[Structured figure records]
__________
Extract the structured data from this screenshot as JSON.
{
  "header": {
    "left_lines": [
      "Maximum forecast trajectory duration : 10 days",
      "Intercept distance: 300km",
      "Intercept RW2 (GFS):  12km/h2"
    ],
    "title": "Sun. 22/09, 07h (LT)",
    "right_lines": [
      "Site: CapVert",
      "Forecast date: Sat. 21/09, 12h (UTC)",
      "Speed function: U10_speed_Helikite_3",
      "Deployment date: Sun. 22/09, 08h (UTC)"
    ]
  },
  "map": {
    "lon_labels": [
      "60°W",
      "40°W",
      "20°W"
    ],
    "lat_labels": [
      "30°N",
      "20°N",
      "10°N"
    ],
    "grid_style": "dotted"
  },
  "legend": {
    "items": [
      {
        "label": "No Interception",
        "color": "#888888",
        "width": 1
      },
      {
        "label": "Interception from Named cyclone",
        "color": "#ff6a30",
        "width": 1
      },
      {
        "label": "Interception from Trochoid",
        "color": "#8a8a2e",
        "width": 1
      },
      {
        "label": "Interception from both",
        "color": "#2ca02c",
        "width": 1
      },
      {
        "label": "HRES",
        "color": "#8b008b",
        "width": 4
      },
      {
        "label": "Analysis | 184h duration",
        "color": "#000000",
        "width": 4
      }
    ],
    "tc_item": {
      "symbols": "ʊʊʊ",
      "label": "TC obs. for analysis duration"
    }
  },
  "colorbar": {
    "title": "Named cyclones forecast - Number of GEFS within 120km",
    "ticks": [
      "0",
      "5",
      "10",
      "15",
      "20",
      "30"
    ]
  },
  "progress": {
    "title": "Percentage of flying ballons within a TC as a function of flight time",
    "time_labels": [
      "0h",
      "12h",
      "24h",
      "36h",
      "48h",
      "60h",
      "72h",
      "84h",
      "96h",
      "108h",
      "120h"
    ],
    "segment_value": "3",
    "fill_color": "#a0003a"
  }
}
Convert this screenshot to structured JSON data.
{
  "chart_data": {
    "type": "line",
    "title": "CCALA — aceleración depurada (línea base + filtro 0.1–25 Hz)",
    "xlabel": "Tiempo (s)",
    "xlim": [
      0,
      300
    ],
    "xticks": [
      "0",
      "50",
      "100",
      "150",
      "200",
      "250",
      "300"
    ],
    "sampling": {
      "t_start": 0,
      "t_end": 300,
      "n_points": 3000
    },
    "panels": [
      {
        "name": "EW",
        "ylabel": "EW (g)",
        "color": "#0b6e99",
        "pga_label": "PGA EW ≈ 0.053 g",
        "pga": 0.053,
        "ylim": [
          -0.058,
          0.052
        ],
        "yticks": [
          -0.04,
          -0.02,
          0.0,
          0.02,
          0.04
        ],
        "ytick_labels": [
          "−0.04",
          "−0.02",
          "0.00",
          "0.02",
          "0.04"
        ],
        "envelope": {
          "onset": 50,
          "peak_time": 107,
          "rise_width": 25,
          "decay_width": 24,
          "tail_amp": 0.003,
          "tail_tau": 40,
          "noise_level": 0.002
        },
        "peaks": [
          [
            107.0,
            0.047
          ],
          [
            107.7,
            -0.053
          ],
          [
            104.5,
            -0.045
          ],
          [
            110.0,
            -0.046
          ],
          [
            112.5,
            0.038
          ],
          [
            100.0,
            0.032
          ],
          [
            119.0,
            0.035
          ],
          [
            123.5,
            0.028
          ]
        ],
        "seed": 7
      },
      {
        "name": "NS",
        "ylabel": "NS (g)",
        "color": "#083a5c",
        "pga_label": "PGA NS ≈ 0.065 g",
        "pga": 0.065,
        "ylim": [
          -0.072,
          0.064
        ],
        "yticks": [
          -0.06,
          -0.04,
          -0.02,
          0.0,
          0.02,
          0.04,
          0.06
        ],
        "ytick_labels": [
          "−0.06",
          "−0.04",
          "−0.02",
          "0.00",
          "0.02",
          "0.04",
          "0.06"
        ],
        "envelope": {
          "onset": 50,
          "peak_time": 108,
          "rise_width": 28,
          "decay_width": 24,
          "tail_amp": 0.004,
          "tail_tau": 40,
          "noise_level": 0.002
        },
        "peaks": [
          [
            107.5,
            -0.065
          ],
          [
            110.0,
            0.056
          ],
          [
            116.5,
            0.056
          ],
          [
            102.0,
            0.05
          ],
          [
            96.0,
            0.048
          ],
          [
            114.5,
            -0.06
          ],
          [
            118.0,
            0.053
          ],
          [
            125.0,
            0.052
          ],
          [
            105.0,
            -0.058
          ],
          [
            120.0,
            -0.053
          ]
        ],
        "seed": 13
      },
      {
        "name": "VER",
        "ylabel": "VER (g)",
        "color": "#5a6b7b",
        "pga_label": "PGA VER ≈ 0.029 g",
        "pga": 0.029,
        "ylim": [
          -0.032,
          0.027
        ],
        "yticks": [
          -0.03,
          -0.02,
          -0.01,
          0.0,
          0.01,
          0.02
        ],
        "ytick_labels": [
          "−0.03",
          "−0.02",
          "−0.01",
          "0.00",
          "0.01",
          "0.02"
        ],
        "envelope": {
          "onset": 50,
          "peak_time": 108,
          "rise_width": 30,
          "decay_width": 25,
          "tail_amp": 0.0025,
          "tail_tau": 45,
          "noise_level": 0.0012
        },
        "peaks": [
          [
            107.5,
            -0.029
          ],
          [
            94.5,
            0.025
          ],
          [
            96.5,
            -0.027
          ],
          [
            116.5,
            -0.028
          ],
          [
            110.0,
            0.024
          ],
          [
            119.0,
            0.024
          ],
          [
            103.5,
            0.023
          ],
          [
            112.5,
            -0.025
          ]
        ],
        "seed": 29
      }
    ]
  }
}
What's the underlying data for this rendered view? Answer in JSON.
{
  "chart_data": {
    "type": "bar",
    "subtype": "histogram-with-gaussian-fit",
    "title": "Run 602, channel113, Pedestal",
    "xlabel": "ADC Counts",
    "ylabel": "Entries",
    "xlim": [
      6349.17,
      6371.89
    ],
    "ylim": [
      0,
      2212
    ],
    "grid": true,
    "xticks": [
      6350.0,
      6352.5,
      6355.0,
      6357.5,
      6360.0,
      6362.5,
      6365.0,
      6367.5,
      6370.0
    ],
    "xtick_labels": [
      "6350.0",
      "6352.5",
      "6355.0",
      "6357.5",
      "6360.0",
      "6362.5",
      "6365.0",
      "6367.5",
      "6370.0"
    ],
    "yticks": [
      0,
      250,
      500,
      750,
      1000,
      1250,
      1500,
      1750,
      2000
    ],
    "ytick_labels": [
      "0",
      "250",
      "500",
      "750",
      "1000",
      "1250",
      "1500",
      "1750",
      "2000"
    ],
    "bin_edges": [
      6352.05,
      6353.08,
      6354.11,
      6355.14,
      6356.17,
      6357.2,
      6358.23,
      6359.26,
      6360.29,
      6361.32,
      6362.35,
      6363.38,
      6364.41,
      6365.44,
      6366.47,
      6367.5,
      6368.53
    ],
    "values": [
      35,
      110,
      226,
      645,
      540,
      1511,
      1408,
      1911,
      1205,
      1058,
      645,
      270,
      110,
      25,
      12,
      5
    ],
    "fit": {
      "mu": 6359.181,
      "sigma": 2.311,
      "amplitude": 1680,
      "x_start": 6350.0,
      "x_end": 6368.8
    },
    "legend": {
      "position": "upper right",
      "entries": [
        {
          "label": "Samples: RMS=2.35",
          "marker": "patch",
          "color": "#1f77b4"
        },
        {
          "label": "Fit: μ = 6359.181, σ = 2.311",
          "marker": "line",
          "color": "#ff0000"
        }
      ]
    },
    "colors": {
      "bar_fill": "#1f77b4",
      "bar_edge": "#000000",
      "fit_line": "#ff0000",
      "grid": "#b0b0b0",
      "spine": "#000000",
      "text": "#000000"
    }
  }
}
__________
Given task: Restate every record exactly, leaving nothing out.

Worked solution:
Extract the structured data from this screenshot as JSON.
{
  "header": {
    "left_lines": [
      "Maximum forecast trajectory duration : 10 days",
      "Intercept distance: 300km",
      "Intercept RW2 (GFS):  12km/h2"
    ],
    "title": "Sun. 22/09, 07h (LT)",
    "right_lines": [
      "Site: CapVert",
      "Forecast date: Sat. 21/09, 12h (UTC)",
      "Speed function: U10_speed_Helikite_3",
      "Deployment date: Sun. 22/09, 08h (UTC)"
    ]
  },
  "map": {
    "lon_labels": [
      "60°W",
      "40°W",
      "20°W"
    ],
    "lat_labels": [
      "30°N",
      "20°N",
      "10°N"
    ],
    "grid_style": "dotted"
  },
  "legend": {
    "items": [
      {
        "label": "No Interception",
        "color": "#888888",
        "width": 1
      },
      {
        "label": "Interception from Named cyclone",
        "color": "#ff6a30",
        "width": 1
      },
      {
        "label": "Interception from Trochoid",
        "color": "#8a8a2e",
        "width": 1
      },
      {
        "label": "Interception from both",
        "color": "#2ca02c",
        "width": 1
      },
      {
        "label": "HRES",
        "color": "#8b008b",
        "width": 4
      },
      {
        "label": "Analysis | 184h duration",
        "color": "#000000",
        "width": 4
      }
    ],
    "tc_item": {
      "symbols": "ʊʊʊ",
      "label": "TC obs. for analysis duration"
    }
  },
  "colorbar": {
    "title": "Named cyclones forecast - Number of GEFS within 120km",
    "ticks": [
      "0",
      "5",
      "10",
      "15",
      "20",
      "30"
    ]
  },
  "progress": {
    "title": "Percentage of flying ballons within a TC as a function of flight time",
    "time_labels": [
      "0h",
      "12h",
      "24h",
      "36h",
      "48h",
      "60h",
      "72h",
      "84h",
      "96h",
      "108h",
      "120h"
    ],
    "segment_value": "3",
    "fill_color": "#a0003a"
  }
}
Convert this screenshot to structured JSON data.
{
  "chart_data": {
    "type": "line",
    "title": "CCALA — aceleración depurada (línea base + filtro 0.1–25 Hz)",
    "xlabel": "Tiempo (s)",
    "xlim": [
      0,
      300
    ],
    "xticks": [
      "0",
      "50",
      "100",
      "150",
      "200",
      "250",
      "300"
    ],
    "sampling": {
      "t_start": 0,
      "t_end": 300,
      "n_points": 3000
    },
    "panels": [
      {
        "name": "EW",
        "ylabel": "EW (g)",
        "color": "#0b6e99",
        "pga_label": "PGA EW ≈ 0.053 g",
        "pga": 0.053,
        "ylim": [
          -0.058,
          0.052
        ],
        "yticks": [
          -0.04,
          -0.02,
          0.0,
          0.02,
          0.04
        ],
        "ytick_labels": [
          "−0.04",
          "−0.02",
          "0.00",
          "0.02",
          "0.04"
        ],
        "envelope": {
          "onset": 50,
          "peak_time": 107,
          "rise_width": 25,
          "decay_width": 24,
          "tail_amp": 0.003,
          "tail_tau": 40,
          "noise_level": 0.002
        },
        "peaks": [
          [
            107.0,
            0.047
          ],
          [
            107.7,
            -0.053
          ],
          [
            104.5,
            -0.045
          ],
          [
            110.0,
            -0.046
          ],
          [
            112.5,
            0.038
          ],
          [
            100.0,
            0.032
          ],
          [
            119.0,
            0.035
          ],
          [
            123.5,
            0.028
          ]
        ],
        "seed": 7
      },
      {
        "name": "NS",
        "ylabel": "NS (g)",
        "color": "#083a5c",
        "pga_label": "PGA NS ≈ 0.065 g",
        "pga": 0.065,
        "ylim": [
          -0.072,
          0.064
        ],
        "yticks": [
          -0.06,
          -0.04,
          -0.02,
          0.0,
          0.02,
          0.04,
          0.06
        ],
        "ytick_labels": [
          "−0.06",
          "−0.04",
          "−0.02",
          "0.00",
          "0.02",
          "0.04",
          "0.06"
        ],
        "envelope": {
          "onset": 50,
          "peak_time": 108,
          "rise_width": 28,
          "decay_width": 24,
          "tail_amp": 0.004,
          "tail_tau": 40,
          "noise_level": 0.002
        },
        "peaks": [
          [
            107.5,
            -0.065
          ],
          [
            110.0,
            0.056
          ],
          [
            116.5,
            0.056
          ],
          [
            102.0,
            0.05
          ],
          [
            96.0,
            0.048
          ],
          [
            114.5,
            -0.06
          ],
          [
            118.0,
            0.053
          ],
          [
            125.0,
            0.052
          ],
          [
            105.0,
            -0.058
          ],
          [
            120.0,
            -0.053
          ]
        ],
        "seed": 13
      },
      {
        "name": "VER",
        "ylabel": "VER (g)",
        "color": "#5a6b7b",
        "pga_label": "PGA VER ≈ 0.029 g",
        "pga": 0.029,
        "ylim": [
          -0.032,
          0.027
        ],
        "yticks": [
          -0.03,
          -0.02,
          -0.01,
          0.0,
          0.01,
          0.02
        ],
        "ytick_labels": [
          "−0.03",
          "−0.02",
          "−0.01",
          "0.00",
          "0.01",
          "0.02"
        ],
        "envelope": {
          "onset": 50,
          "peak_time": 108,
          "rise_width": 30,
          "decay_width": 25,
          "tail_amp": 0.0025,
          "tail_tau": 45,
          "noise_level": 0.0012
        },
        "peaks": [
          [
            107.5,
            -0.029
          ],
          [
            94.5,
            0.025
          ],
          [
            96.5,
            -0.027
          ],
          [
            116.5,
            -0.028
          ],
          [
            110.0,
            0.024
          ],
          [
            119.0,
            0.024
          ],
          [
            103.5,
            0.023
          ],
          [
            112.5,
            -0.025
          ]
        ],
        "seed": 29
      }
    ]
  }
}
What's the underlying data for this rendered view? Answer in JSON.
{
  "chart_data": {
    "type": "bar",
    "subtype": "histogram-with-gaussian-fit",
    "title": "Run 602, channel113, Pedestal",
    "xlabel": "ADC Counts",
    "ylabel": "Entries",
    "xlim": [
      6349.17,
      6371.89
    ],
    "ylim": [
      0,
      2212
    ],
    "grid": true,
    "xticks": [
      6350.0,
      6352.5,
      6355.0,
      6357.5,
      6360.0,
      6362.5,
      6365.0,
      6367.5,
      6370.0
    ],
    "xtick_labels": [
      "6350.0",
      "6352.5",
      "6355.0",
      "6357.5",
      "6360.0",
      "6362.5",
      "6365.0",
      "6367.5",
      "6370.0"
    ],
    "yticks": [
      0,
      250,
      500,
      750,
      1000,
      1250,
      1500,
      1750,
      2000
    ],
    "ytick_labels": [
      "0",
      "250",
      "500",
      "750",
      "1000",
      "1250",
      "1500",
      "1750",
      "2000"
    ],
    "bin_edges": [
      6352.05,
      6353.08,
      6354.11,
      6355.14,
      6356.17,
      6357.2,
      6358.23,
      6359.26,
      6360.29,
      6361.32,
      6362.35,
      6363.38,
      6364.41,
      6365.44,
      6366.47,
      6367.5,
      6368.53
    ],
    "values": [
      35,
      110,
      226,
      645,
      540,
      1511,
      1408,
      1911,
      1205,
      1058,
      645,
      270,
      110,
      25,
      12,
      5
    ],
    "fit": {
      "mu": 6359.181,
      "sigma": 2.311,
      "amplitude": 1680,
      "x_start": 6350.0,
      "x_end": 6368.8
    },
    "legend": {
      "position": "upper right",
      "entries": [
        {
          "label": "Samples: RMS=2.35",
          "marker": "patch",
          "color": "#1f77b4"
        },
        {
          "label": "Fit: μ = 6359.181, σ = 2.311",
          "marker": "line",
          "color": "#ff0000"
        }
      ]
    },
    "colors": {
      "bar_fill": "#1f77b4",
      "bar_edge": "#000000",
      "fit_line": "#ff0000",
      "grid": "#b0b0b0",
      "spine": "#000000",
      "text": "#000000"
    }
  }
}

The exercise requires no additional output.